* What is needed
The records below are to be repeated in full, exactly as they are.

▬▬▬▬▬▬

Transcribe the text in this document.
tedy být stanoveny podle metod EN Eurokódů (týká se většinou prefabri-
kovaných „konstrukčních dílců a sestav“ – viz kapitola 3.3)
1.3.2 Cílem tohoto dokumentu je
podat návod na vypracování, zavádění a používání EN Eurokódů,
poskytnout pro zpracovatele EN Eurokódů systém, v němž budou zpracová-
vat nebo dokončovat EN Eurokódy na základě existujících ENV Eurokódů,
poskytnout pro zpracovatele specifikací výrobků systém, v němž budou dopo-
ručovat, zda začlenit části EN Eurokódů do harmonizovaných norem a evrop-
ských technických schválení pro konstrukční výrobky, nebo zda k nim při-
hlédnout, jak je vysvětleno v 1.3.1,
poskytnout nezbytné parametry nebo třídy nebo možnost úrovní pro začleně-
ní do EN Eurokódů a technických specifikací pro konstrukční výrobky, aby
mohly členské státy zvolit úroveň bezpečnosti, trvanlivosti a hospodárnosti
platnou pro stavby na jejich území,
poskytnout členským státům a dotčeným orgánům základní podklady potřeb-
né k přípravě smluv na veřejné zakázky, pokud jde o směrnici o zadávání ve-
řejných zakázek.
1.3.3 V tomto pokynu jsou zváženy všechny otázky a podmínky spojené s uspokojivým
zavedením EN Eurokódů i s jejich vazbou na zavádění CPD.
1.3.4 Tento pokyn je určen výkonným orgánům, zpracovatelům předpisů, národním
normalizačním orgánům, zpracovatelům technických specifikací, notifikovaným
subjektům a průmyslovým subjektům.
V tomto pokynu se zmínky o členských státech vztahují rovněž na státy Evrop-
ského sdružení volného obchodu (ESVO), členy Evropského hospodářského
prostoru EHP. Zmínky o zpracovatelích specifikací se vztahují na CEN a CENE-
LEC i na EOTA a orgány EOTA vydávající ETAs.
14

▬▬▬▬▬▬

* In response
Transcribe the text in this document.
tedy být stanoveny podle metod EN Eurokódů (týká se většinou prefabri-
kovaných „konstrukčních dílců a sestav“ – viz kapitola 3.3)
1.3.2 Cílem tohoto dokumentu je
podat návod na vypracování, zavádění a používání EN Eurokódů,
poskytnout pro zpracovatele EN Eurokódů systém, v němž budou zpracová-
vat nebo dokončovat EN Eurokódy na základě existujících ENV Eurokódů,
poskytnout pro zpracovatele specifikací výrobků systém, v němž budou dopo-
ručovat, zda začlenit části EN Eurokódů do harmonizovaných norem a evrop-
ských technických schválení pro konstrukční výrobky, nebo zda k nim při-
hlédnout, jak je vysvětleno v 1.3.1,
poskytnout nezbytné parametry nebo třídy nebo možnost úrovní pro začleně-
ní do EN Eurokódů a technických specifikací pro konstrukční výrobky, aby
mohly členské státy zvolit úroveň bezpečnosti, trvanlivosti a hospodárnosti
platnou pro stavby na jejich území,
poskytnout členským státům a dotčeným orgánům základní podklady potřeb-
né k přípravě smluv na veřejné zakázky, pokud jde o směrnici o zadávání ve-
řejných zakázek.
1.3.3 V tomto pokynu jsou zváženy všechny otázky a podmínky spojené s uspokojivým
zavedením EN Eurokódů i s jejich vazbou na zavádění CPD.
1.3.4 Tento pokyn je určen výkonným orgánům, zpracovatelům předpisů, národním
normalizačním orgánům, zpracovatelům technických specifikací, notifikovaným
subjektům a průmyslovým subjektům.
V tomto pokynu se zmínky o členských státech vztahují rovněž na státy Evrop-
ského sdružení volného obchodu (ESVO), členy Evropského hospodářského
prostoru EHP. Zmínky o zpracovatelích specifikací se vztahují na CEN a CENE-
LEC i na EOTA a orgány EOTA vydávající ETAs.
14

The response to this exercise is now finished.